# [Passage shown]

# Need help with Flat Screen TV decision



## JT11 (Jan 5, 2008)

My wife and I are looking to buy a Flat Screen TV.  We seem to both agree on the Vizio. I know they have a 42 inch at Sam's right now for a great price of about $890.  Does anyone have any reviews or suggestions for the Vizio product or any other product from that matter? Is there anything I should know specifically before buying a flat screen.  I know there is LCD and plasma, what exactly is the difference? I am new to the flat screens, so please feel free to tell mw anything you think I need to know. Thanks very much!


----------



## crappie hunter (Jan 5, 2008)

*Flat panel tv*

My wife and I have the same LCD tv that you are looking at.  We are very pleased with it.  Great picture, no problems at all with it.  On a scale of 1-10 I would give it a 10


----------



## acurasquirrel (Jan 5, 2008)

My parents have that TV and from what Ive seen of it, seems to be as good as the more expensive models.  The speakers arent that great so you may want to invest in a home audio system if you dont already have one.  I have a 32" Vizio that Im actually using as a monitor right now.  I like that Vizio offers a no bright pixel guarantee.


----------



## Todd E (Jan 5, 2008)

We have the Vizio LCD Flat Screen. Absolutely love it. Great pics on Dish Net HD Channels. Good pic on reg channels. Only drawback....like mentioned above....speaker. Half time I can't hear or understand and turn it up. Then when commercial comes on, it is so loud it's outrageous.


----------



## brkbowma (Jan 9, 2008)

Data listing
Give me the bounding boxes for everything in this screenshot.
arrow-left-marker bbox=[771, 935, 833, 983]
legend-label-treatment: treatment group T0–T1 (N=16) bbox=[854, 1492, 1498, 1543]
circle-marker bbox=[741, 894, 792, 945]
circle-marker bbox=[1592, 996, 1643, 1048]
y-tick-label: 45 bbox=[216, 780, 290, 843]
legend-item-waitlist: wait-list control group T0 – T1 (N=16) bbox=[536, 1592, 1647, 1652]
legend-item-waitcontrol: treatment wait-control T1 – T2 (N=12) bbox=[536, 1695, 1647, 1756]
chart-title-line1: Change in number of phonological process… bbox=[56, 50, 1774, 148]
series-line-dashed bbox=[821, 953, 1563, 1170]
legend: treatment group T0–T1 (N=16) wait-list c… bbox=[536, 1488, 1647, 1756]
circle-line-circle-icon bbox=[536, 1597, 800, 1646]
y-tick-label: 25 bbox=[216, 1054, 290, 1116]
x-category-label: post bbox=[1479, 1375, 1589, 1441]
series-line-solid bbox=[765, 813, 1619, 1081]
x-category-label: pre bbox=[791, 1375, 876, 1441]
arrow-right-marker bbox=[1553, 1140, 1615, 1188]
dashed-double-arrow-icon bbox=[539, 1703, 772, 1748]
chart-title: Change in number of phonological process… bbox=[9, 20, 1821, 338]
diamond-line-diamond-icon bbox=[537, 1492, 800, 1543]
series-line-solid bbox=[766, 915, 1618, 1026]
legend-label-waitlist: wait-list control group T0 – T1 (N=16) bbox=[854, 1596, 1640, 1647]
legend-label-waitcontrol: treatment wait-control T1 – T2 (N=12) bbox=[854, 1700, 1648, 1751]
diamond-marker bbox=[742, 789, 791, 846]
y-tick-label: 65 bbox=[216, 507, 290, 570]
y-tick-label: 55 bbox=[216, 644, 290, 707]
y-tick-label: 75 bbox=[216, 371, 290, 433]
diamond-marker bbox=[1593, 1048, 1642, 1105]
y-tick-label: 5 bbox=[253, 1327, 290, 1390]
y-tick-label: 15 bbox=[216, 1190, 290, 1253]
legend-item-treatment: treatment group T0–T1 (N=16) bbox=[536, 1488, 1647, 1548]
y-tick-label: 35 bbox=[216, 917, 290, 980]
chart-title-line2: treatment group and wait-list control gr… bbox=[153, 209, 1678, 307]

# [Exercise directions]
Repeat the whole flat screen TV thread word for word. You won't need the rows for anything here.

# [The completed task]
# Need help with Flat Screen TV decision



## JT11 (Jan 5, 2008)

My wife and I are looking to buy a Flat Screen TV.  We seem to both agree on the Vizio. I know they have a 42 inch at Sam's right now for a great price of about $890.  Does anyone have any reviews or suggestions for the Vizio product or any other product from that matter? Is there anything I should know specifically before buying a flat screen.  I know there is LCD and plasma, what exactly is the difference? I am new to the flat screens, so please feel free to tell mw anything you think I need to know. Thanks very much!


----------



## crappie hunter (Jan 5, 2008)

*Flat panel tv*

My wife and I have the same LCD tv that you are looking at.  We are very pleased with it.  Great picture, no problems at all with it.  On a scale of 1-10 I would give it a 10


----------



## acurasquirrel (Jan 5, 2008)

My parents have that TV and from what Ive seen of it, seems to be as good as the more expensive models.  The speakers arent that great so you may want to invest in a home audio system if you dont already have one.  I have a 32" Vizio that Im actually using as a monitor right now.  I like that Vizio offers a no bright pixel guarantee.


----------



## Todd E (Jan 5, 2008)

We have the Vizio LCD Flat Screen. Absolutely love it. Great pics on Dish Net HD Channels. Good pic on reg channels. Only drawback....like mentioned above....speaker. Half time I can't hear or understand and turn it up. Then when commercial comes on, it is so loud it's outrageous.


----------



## brkbowma (Jan 9, 2008)